**PROBLEM DESCRIPTION**:
The exercise asks you to copy every line below in which "value" appears.

[BEGIN]

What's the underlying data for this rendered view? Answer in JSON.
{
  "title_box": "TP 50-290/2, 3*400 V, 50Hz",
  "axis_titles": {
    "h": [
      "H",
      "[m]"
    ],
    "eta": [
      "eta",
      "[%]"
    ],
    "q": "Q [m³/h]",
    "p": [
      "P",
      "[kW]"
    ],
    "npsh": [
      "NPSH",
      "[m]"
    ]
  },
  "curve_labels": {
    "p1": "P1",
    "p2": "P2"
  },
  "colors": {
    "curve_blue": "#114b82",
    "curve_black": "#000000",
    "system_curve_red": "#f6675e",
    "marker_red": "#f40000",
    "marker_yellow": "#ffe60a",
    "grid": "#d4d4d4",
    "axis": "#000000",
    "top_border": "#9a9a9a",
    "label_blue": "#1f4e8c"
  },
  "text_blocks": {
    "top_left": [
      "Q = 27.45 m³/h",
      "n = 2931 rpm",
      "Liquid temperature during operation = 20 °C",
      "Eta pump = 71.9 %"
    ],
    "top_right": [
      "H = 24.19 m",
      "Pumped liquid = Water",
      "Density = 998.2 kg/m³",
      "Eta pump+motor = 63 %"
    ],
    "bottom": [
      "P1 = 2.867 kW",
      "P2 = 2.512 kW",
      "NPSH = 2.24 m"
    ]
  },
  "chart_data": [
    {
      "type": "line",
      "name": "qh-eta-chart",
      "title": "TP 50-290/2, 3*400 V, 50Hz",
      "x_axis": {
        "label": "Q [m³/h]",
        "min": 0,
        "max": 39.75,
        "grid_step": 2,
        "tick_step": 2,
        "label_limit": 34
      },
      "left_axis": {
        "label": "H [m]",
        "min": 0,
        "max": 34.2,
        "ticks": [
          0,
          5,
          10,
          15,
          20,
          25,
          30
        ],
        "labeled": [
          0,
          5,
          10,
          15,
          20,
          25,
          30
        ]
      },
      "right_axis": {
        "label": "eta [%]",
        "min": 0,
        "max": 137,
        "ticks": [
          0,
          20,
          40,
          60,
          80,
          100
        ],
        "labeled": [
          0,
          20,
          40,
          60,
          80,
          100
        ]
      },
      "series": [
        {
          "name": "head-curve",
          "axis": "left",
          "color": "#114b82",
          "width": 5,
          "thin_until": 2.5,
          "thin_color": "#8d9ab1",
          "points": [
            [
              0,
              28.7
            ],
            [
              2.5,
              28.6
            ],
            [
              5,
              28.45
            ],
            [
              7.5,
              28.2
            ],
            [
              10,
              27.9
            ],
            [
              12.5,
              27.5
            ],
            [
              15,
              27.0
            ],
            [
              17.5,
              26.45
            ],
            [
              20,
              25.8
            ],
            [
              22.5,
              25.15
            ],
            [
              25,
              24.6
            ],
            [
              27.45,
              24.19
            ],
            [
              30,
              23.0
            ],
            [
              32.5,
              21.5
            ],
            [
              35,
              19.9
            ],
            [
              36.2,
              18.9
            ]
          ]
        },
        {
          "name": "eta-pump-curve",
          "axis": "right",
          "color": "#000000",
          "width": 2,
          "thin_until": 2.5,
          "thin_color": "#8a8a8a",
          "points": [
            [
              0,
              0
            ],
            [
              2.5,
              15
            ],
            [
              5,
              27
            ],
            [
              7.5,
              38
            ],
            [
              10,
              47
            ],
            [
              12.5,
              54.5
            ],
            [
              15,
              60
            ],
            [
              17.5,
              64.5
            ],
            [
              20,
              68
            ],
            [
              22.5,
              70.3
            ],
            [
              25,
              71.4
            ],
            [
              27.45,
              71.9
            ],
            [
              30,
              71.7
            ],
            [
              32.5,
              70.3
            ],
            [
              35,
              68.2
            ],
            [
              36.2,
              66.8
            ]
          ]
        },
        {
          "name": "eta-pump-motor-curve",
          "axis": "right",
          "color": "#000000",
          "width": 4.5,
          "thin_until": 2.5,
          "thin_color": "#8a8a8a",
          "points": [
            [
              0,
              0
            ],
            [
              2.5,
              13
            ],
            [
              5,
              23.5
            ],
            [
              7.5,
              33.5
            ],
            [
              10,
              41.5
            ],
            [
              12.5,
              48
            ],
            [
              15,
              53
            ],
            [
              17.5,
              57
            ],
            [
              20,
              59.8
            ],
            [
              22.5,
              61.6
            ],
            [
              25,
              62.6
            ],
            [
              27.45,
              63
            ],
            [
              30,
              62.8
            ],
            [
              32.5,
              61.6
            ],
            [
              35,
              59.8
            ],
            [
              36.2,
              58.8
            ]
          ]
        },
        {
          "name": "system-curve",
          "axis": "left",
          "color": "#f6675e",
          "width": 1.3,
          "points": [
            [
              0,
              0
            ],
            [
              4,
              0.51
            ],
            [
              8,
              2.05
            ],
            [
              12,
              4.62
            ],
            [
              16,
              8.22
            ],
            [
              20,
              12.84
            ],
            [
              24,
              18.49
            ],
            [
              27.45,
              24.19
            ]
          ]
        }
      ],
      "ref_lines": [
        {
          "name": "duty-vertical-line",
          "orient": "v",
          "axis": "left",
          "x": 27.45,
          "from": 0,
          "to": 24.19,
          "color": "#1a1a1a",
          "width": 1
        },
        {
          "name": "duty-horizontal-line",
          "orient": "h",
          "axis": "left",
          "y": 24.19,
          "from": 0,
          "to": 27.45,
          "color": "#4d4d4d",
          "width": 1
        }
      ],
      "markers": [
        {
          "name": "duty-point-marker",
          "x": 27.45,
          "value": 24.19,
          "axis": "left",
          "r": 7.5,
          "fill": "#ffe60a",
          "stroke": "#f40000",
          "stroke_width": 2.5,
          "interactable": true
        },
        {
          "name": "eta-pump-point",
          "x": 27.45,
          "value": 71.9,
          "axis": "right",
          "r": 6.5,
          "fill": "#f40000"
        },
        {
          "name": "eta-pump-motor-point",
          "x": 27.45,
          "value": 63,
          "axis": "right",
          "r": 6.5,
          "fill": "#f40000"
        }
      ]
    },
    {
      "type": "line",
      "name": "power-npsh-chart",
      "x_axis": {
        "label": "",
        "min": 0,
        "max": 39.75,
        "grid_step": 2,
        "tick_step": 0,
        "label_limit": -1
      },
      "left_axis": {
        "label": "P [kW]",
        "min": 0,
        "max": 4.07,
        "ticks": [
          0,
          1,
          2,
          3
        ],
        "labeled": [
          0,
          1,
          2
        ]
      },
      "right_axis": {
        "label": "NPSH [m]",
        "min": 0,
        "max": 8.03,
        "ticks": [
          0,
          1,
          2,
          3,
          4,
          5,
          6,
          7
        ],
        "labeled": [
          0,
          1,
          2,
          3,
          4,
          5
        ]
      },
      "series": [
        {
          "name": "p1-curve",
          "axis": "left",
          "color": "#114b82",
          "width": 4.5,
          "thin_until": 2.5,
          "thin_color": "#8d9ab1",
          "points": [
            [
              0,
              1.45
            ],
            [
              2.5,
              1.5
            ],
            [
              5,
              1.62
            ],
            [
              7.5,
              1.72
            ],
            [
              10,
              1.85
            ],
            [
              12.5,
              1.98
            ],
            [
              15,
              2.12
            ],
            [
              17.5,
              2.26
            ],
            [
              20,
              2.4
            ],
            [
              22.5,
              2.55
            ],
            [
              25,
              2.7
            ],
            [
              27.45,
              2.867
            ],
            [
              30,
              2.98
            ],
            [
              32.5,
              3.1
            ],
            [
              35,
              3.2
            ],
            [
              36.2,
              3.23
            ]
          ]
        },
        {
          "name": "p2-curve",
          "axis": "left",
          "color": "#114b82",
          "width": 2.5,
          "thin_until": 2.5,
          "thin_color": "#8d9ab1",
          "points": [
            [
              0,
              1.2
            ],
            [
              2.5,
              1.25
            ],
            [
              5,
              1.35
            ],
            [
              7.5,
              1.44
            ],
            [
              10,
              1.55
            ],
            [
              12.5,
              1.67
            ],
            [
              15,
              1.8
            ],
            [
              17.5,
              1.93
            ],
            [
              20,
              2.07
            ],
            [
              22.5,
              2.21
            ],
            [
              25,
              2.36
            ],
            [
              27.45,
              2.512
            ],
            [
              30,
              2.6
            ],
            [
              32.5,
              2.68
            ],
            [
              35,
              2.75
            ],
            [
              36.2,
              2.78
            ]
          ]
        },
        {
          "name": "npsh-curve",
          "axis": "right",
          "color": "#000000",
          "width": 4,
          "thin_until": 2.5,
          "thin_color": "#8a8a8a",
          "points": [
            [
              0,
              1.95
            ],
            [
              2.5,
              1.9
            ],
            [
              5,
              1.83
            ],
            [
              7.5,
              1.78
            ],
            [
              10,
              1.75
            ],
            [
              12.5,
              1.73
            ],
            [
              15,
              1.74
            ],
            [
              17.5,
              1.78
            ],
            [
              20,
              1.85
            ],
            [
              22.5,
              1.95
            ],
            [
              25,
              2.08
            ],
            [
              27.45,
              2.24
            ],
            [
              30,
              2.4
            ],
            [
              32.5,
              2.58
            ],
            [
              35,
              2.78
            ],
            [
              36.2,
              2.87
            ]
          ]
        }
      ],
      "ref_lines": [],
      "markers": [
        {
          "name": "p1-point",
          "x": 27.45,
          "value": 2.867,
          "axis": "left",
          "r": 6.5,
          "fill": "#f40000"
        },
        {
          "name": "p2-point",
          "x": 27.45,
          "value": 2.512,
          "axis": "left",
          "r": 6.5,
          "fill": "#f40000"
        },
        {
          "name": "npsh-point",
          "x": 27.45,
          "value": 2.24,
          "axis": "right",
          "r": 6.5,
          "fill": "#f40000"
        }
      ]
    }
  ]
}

[END]

**EXERCISE RESPONSE**:
          "value": 24.19,
          "value": 71.9,
          "value": 63,
          "value": 2.867,
          "value": 2.512,
          "value": 2.24,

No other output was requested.